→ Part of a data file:

----------------

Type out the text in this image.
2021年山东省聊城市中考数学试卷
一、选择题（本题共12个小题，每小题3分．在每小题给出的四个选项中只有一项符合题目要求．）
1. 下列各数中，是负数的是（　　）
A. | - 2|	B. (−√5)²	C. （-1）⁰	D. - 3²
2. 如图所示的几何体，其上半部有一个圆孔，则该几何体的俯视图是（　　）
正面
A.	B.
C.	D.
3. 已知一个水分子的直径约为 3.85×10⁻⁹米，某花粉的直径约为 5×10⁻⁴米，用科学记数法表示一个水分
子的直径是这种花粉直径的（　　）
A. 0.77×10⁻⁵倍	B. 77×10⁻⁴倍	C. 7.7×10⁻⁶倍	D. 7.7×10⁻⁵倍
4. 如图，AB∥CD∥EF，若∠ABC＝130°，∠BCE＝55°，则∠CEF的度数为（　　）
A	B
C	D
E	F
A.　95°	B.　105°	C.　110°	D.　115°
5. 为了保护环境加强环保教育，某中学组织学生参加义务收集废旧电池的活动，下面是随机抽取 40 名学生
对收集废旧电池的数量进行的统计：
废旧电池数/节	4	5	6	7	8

----------------

→ Directions:
Copy the material above back out, exactly as written.

→ Task solution:
Type out the text in this image.
2021年山东省聊城市中考数学试卷
一、选择题（本题共12个小题，每小题3分．在每小题给出的四个选项中只有一项符合题目要求．）
1. 下列各数中，是负数的是（　　）
A. | - 2|	B. (−√5)²	C. （-1）⁰	D. - 3²
2. 如图所示的几何体，其上半部有一个圆孔，则该几何体的俯视图是（　　）
正面
A.	B.
C.	D.
3. 已知一个水分子的直径约为 3.85×10⁻⁹米，某花粉的直径约为 5×10⁻⁴米，用科学记数法表示一个水分
子的直径是这种花粉直径的（　　）
A. 0.77×10⁻⁵倍	B. 77×10⁻⁴倍	C. 7.7×10⁻⁶倍	D. 7.7×10⁻⁵倍
4. 如图，AB∥CD∥EF，若∠ABC＝130°，∠BCE＝55°，则∠CEF的度数为（　　）
A	B
C	D
E	F
A.　95°	B.　105°	C.　110°	D.　115°
5. 为了保护环境加强环保教育，某中学组织学生参加义务收集废旧电池的活动，下面是随机抽取 40 名学生
对收集废旧电池的数量进行的统计：
废旧电池数/节	4	5	6	7	8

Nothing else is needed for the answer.